Stored rows:
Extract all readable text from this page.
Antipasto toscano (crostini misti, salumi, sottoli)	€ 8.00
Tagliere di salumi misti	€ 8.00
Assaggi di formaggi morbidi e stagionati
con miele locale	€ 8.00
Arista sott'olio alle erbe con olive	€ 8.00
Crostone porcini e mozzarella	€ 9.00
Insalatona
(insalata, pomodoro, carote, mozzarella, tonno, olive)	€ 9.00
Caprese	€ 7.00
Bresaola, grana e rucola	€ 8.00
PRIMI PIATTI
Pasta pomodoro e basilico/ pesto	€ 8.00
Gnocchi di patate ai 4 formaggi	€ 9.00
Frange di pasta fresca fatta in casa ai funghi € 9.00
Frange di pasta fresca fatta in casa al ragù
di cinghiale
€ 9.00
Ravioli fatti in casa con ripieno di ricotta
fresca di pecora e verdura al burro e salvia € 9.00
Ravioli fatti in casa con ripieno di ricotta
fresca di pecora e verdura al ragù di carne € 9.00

Short exercise:
Give the records above again, word for word.

Complete answer:
Extract all readable text from this page.
Antipasto toscano (crostini misti, salumi, sottoli)	€ 8.00
Tagliere di salumi misti	€ 8.00
Assaggi di formaggi morbidi e stagionati
con miele locale	€ 8.00
Arista sott'olio alle erbe con olive	€ 8.00
Crostone porcini e mozzarella	€ 9.00
Insalatona
(insalata, pomodoro, carote, mozzarella, tonno, olive)	€ 9.00
Caprese	€ 7.00
Bresaola, grana e rucola	€ 8.00
PRIMI PIATTI
Pasta pomodoro e basilico/ pesto	€ 8.00
Gnocchi di patate ai 4 formaggi	€ 9.00
Frange di pasta fresca fatta in casa ai funghi € 9.00
Frange di pasta fresca fatta in casa al ragù
di cinghiale
€ 9.00
Ravioli fatti in casa con ripieno di ricotta
fresca di pecora e verdura al burro e salvia € 9.00
Ravioli fatti in casa con ripieno di ricotta
fresca di pecora e verdura al ragù di carne € 9.00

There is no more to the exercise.